State the number of lines in the records beneath that hold the word "monodisperse", and add nothing.

***** Data in this exercise

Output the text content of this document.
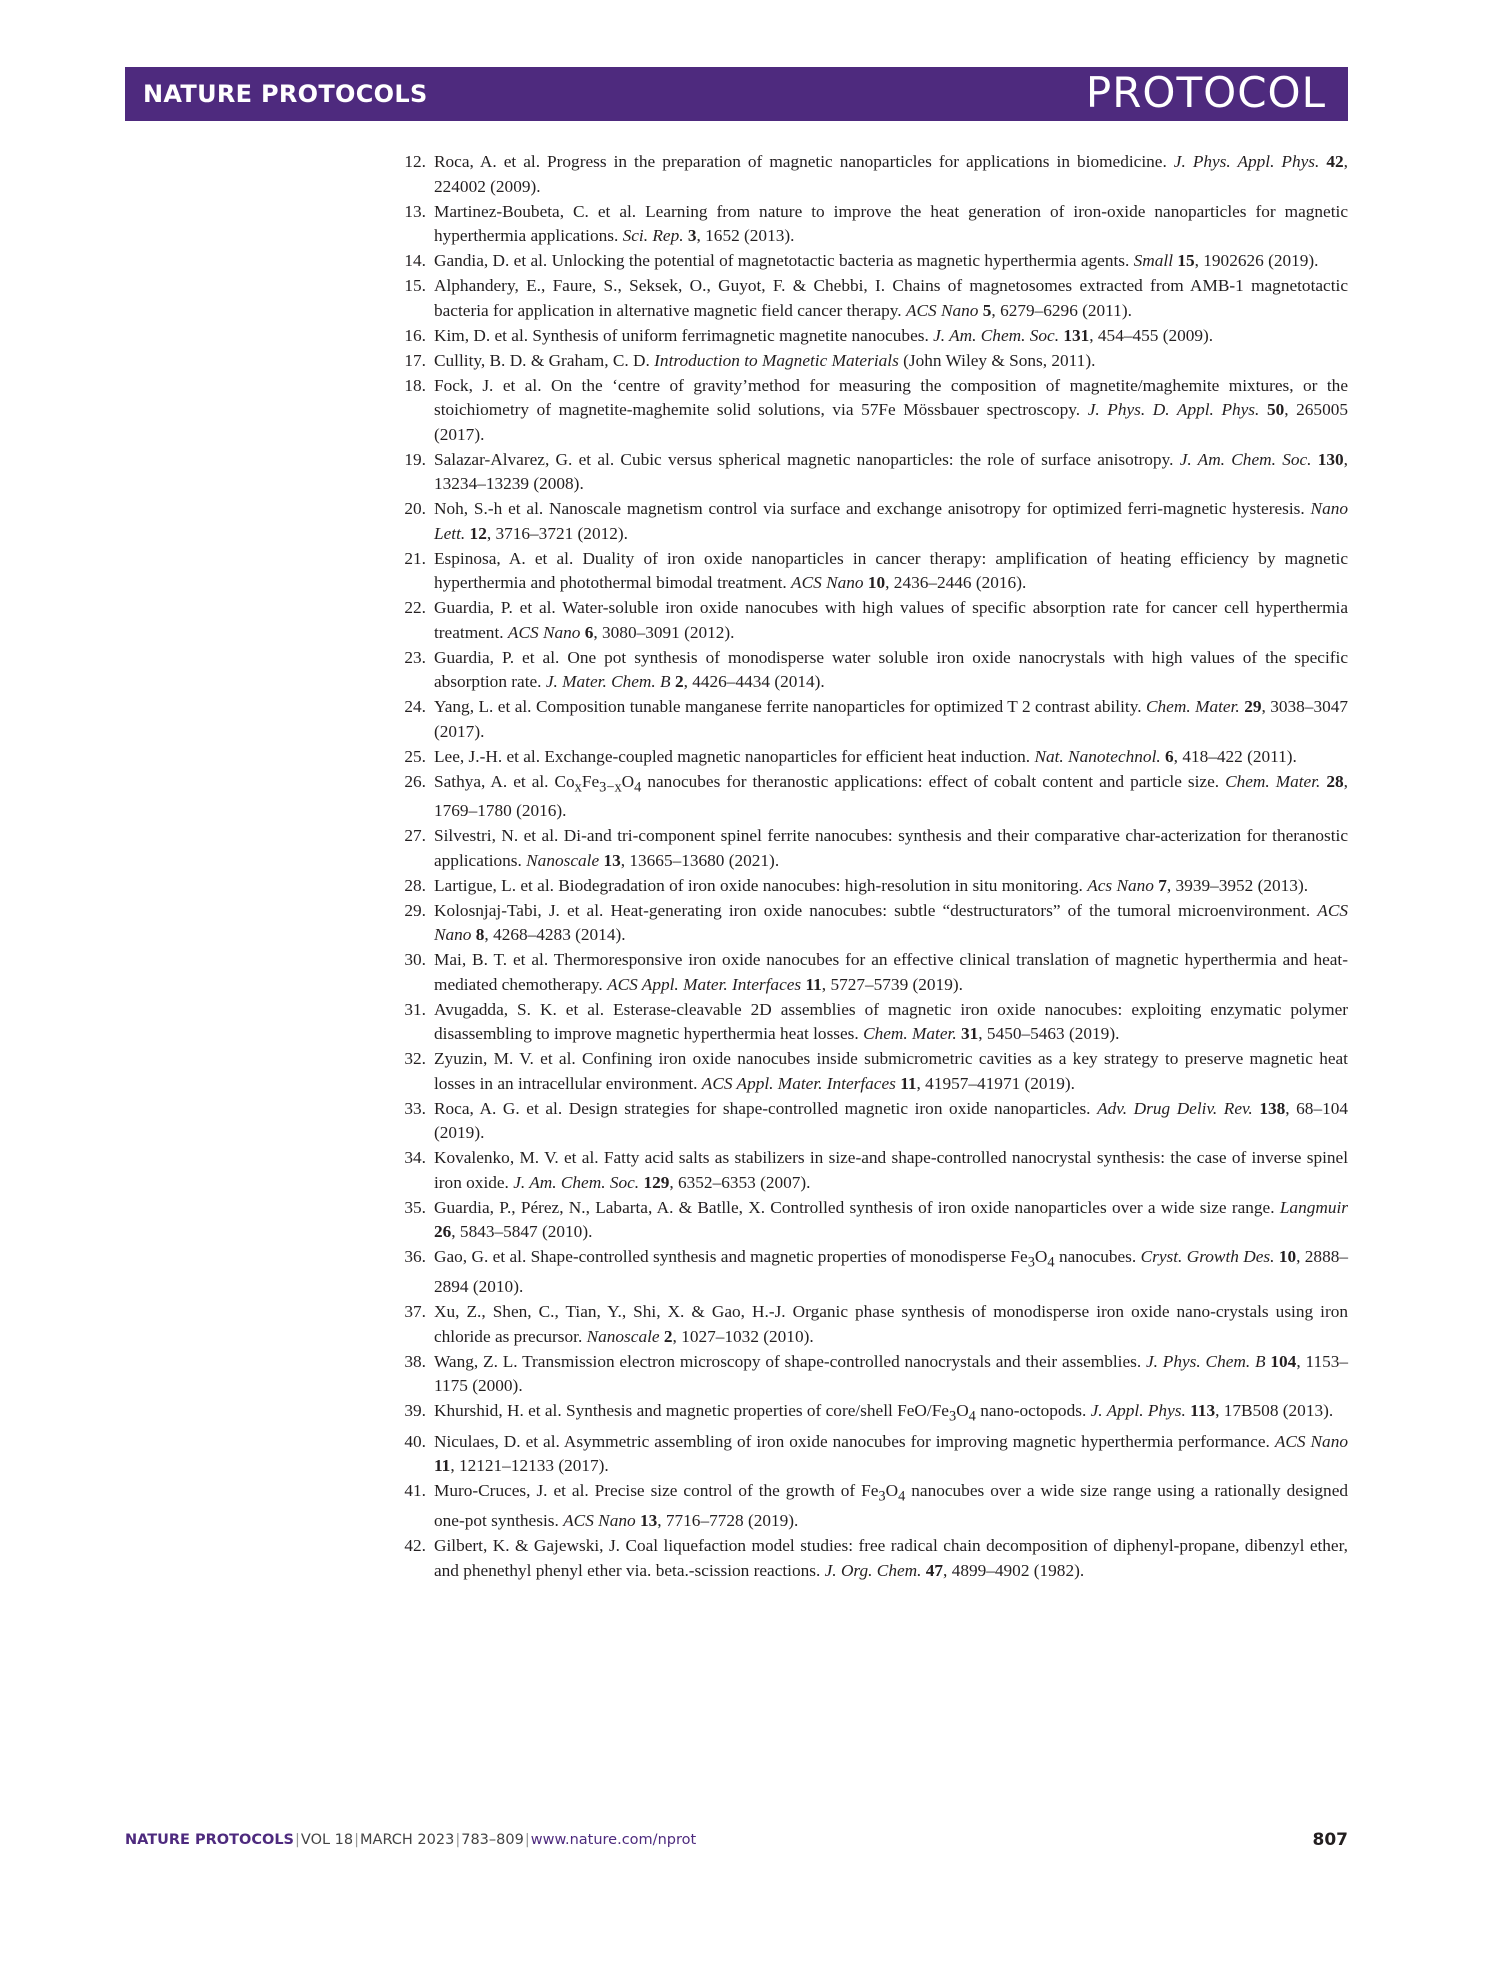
NATURE PROTOCOLS	PROTOCOL
12. Roca, A. et al. Progress in the preparation of magnetic nanoparticles for applications in biomedicine. J. Phys. Appl. Phys. 42, 224002 (2009).
13. Martinez-Boubeta, C. et al. Learning from nature to improve the heat generation of iron-oxide nanoparticles for magnetic hyperthermia applications. Sci. Rep. 3, 1652 (2013).
14. Gandia, D. et al. Unlocking the potential of magnetotactic bacteria as magnetic hyperthermia agents. Small 15, 1902626 (2019).
15. Alphandery, E., Faure, S., Seksek, O., Guyot, F. & Chebbi, I. Chains of magnetosomes extracted from AMB-1 magnetotactic bacteria for application in alternative magnetic field cancer therapy. ACS Nano 5, 6279–6296 (2011).
16. Kim, D. et al. Synthesis of uniform ferrimagnetic magnetite nanocubes. J. Am. Chem. Soc. 131, 454–455 (2009).
17. Cullity, B. D. & Graham, C. D. Introduction to Magnetic Materials (John Wiley & Sons, 2011).
18. Fock, J. et al. On the ‘centre of gravity’method for measuring the composition of magnetite/maghemite mixtures, or the stoichiometry of magnetite-maghemite solid solutions, via 57Fe Mössbauer spectroscopy. J. Phys. D. Appl. Phys. 50, 265005 (2017).
19. Salazar-Alvarez, G. et al. Cubic versus spherical magnetic nanoparticles: the role of surface anisotropy. J. Am. Chem. Soc. 130, 13234–13239 (2008).
20. Noh, S.-h et al. Nanoscale magnetism control via surface and exchange anisotropy for optimized ferri-magnetic hysteresis. Nano Lett. 12, 3716–3721 (2012).
21. Espinosa, A. et al. Duality of iron oxide nanoparticles in cancer therapy: amplification of heating efficiency by magnetic hyperthermia and photothermal bimodal treatment. ACS Nano 10, 2436–2446 (2016).
22. Guardia, P. et al. Water-soluble iron oxide nanocubes with high values of specific absorption rate for cancer cell hyperthermia treatment. ACS Nano 6, 3080–3091 (2012).
23. Guardia, P. et al. One pot synthesis of monodisperse water soluble iron oxide nanocrystals with high values of the specific absorption rate. J. Mater. Chem. B 2, 4426–4434 (2014).
24. Yang, L. et al. Composition tunable manganese ferrite nanoparticles for optimized T 2 contrast ability. Chem. Mater. 29, 3038–3047 (2017).
25. Lee, J.-H. et al. Exchange-coupled magnetic nanoparticles for efficient heat induction. Nat. Nanotechnol. 6, 418–422 (2011).
26. Sathya, A. et al. $Co_xFe_{3-x}O_4$ nanocubes for theranostic applications: effect of cobalt content and particle size. Chem. Mater. 28, 1769–1780 (2016).
27. Silvestri, N. et al. Di-and tri-component spinel ferrite nanocubes: synthesis and their comparative char-acterization for theranostic applications. Nanoscale 13, 13665–13680 (2021).
28. Lartigue, L. et al. Biodegradation of iron oxide nanocubes: high-resolution in situ monitoring. Acs Nano 7, 3939–3952 (2013).
29. Kolosnjaj-Tabi, J. et al. Heat-generating iron oxide nanocubes: subtle “destructurators” of the tumoral microenvironment. ACS Nano 8, 4268–4283 (2014).
30. Mai, B. T. et al. Thermoresponsive iron oxide nanocubes for an effective clinical translation of magnetic hyperthermia and heat-mediated chemotherapy. ACS Appl. Mater. Interfaces 11, 5727–5739 (2019).
31. Avugadda, S. K. et al. Esterase-cleavable 2D assemblies of magnetic iron oxide nanocubes: exploiting enzymatic polymer disassembling to improve magnetic hyperthermia heat losses. Chem. Mater. 31, 5450–5463 (2019).
32. Zyuzin, M. V. et al. Confining iron oxide nanocubes inside submicrometric cavities as a key strategy to preserve magnetic heat losses in an intracellular environment. ACS Appl. Mater. Interfaces 11, 41957–41971 (2019).
33. Roca, A. G. et al. Design strategies for shape-controlled magnetic iron oxide nanoparticles. Adv. Drug Deliv. Rev. 138, 68–104 (2019).
34. Kovalenko, M. V. et al. Fatty acid salts as stabilizers in size-and shape-controlled nanocrystal synthesis: the case of inverse spinel iron oxide. J. Am. Chem. Soc. 129, 6352–6353 (2007).
35. Guardia, P., Pérez, N., Labarta, A. & Batlle, X. Controlled synthesis of iron oxide nanoparticles over a wide size range. Langmuir 26, 5843–5847 (2010).
36. Gao, G. et al. Shape-controlled synthesis and magnetic properties of monodisperse $Fe_3O_4$ nanocubes. Cryst. Growth Des. 10, 2888–2894 (2010).
37. Xu, Z., Shen, C., Tian, Y., Shi, X. & Gao, H.-J. Organic phase synthesis of monodisperse iron oxide nano-crystals using iron chloride as precursor. Nanoscale 2, 1027–1032 (2010).
38. Wang, Z. L. Transmission electron microscopy of shape-controlled nanocrystals and their assemblies. J. Phys. Chem. B 104, 1153–1175 (2000).
39. Khurshid, H. et al. Synthesis and magnetic properties of core/shell FeO/$Fe_3O_4$ nano-octopods. J. Appl. Phys. 113, 17B508 (2013).
40. Niculaes, D. et al. Asymmetric assembling of iron oxide nanocubes for improving magnetic hyperthermia performance. ACS Nano 11, 12121–12133 (2017).
41. Muro-Cruces, J. et al. Precise size control of the growth of $Fe_3O_4$ nanocubes over a wide size range using a rationally designed one-pot synthesis. ACS Nano 13, 7716–7728 (2019).
42. Gilbert, K. & Gajewski, J. Coal liquefaction model studies: free radical chain decomposition of diphenyl-propane, dibenzyl ether, and phenethyl phenyl ether via. beta.-scission reactions. J. Org. Chem. 47, 4899–4902 (1982).
NATURE PROTOCOLS|VOL 18|MARCH 2023|783–809|www.nature.com/nprot	807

**********

**Response for this exercise**
3